(SHORT PROBLEM):
Extract each line where the string "poids" shows up.

(SUPPLIED INFORMATION):
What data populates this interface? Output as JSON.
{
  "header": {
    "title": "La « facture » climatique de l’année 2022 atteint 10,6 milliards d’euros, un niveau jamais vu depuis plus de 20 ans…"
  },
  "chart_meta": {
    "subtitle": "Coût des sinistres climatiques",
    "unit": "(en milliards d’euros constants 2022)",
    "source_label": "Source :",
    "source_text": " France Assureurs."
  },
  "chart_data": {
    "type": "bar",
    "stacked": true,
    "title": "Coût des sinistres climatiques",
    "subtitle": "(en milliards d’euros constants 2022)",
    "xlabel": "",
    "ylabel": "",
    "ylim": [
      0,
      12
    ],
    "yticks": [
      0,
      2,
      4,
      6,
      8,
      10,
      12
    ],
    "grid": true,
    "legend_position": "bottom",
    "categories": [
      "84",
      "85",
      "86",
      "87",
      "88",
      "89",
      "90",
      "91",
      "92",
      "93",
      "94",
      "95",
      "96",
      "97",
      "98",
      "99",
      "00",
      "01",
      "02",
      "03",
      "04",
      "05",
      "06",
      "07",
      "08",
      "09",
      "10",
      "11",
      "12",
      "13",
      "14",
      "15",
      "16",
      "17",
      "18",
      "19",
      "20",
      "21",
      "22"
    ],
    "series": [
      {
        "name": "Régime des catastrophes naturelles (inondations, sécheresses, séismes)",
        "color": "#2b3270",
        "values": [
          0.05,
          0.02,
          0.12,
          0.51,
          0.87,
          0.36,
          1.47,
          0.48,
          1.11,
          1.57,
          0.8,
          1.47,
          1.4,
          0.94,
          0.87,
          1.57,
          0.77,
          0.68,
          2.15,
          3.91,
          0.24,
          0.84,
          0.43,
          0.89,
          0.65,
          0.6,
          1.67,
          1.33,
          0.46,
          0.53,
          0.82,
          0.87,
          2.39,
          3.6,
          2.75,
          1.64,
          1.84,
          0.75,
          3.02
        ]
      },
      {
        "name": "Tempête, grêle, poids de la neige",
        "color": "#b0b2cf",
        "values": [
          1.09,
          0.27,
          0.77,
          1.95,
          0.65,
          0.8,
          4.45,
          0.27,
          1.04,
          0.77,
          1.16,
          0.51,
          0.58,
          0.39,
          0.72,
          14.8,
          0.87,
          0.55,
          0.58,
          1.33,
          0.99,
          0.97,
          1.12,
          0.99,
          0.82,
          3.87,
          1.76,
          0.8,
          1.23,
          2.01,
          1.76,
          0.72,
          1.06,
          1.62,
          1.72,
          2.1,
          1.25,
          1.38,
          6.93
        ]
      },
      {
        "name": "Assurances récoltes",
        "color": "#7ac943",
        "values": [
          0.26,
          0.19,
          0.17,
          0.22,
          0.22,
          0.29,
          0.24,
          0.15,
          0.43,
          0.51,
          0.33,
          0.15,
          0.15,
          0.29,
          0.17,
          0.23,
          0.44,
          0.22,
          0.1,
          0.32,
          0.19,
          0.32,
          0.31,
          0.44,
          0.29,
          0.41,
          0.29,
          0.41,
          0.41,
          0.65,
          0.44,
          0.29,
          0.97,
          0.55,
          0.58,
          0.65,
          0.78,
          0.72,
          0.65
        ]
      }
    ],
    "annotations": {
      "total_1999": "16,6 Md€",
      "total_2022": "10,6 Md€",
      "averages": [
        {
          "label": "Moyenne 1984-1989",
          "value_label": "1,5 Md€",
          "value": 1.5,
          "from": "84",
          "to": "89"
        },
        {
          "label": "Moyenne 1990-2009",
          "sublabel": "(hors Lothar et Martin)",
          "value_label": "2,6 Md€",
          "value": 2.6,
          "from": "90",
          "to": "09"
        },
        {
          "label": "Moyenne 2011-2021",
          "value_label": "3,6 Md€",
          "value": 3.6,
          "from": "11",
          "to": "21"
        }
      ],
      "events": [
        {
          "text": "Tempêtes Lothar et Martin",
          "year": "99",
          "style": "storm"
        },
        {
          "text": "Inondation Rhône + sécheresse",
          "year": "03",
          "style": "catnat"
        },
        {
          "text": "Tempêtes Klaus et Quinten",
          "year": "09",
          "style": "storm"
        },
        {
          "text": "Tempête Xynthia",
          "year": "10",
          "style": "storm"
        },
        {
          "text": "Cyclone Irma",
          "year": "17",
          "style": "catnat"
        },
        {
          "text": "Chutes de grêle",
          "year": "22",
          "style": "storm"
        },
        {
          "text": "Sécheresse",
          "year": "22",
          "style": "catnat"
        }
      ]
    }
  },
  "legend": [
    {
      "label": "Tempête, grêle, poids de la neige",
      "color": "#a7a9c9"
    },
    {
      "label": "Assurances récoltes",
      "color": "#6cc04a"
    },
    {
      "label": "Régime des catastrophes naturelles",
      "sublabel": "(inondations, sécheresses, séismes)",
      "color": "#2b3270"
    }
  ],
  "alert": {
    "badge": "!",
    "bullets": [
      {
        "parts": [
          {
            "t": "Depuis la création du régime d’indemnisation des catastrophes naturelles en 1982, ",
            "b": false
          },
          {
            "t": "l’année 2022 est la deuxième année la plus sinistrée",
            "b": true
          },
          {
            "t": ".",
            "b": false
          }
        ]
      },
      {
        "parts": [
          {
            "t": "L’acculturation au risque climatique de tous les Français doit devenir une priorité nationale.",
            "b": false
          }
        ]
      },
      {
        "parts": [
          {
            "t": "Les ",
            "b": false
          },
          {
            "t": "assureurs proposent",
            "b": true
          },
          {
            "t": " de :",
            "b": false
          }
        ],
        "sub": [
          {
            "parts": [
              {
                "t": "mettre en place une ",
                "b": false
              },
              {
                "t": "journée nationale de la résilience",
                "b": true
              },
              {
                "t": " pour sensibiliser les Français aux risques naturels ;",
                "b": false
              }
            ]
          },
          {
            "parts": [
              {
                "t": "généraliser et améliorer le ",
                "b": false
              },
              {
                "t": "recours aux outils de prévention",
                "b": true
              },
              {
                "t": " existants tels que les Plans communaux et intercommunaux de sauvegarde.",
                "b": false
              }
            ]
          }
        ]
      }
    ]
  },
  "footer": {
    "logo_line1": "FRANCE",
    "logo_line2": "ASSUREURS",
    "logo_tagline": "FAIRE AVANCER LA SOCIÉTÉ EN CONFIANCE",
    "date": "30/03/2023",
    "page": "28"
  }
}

(RESULT OF THE EXERCISE):
        "name": "Tempête, grêle, poids de la neige",
      "label": "Tempête, grêle, poids de la neige",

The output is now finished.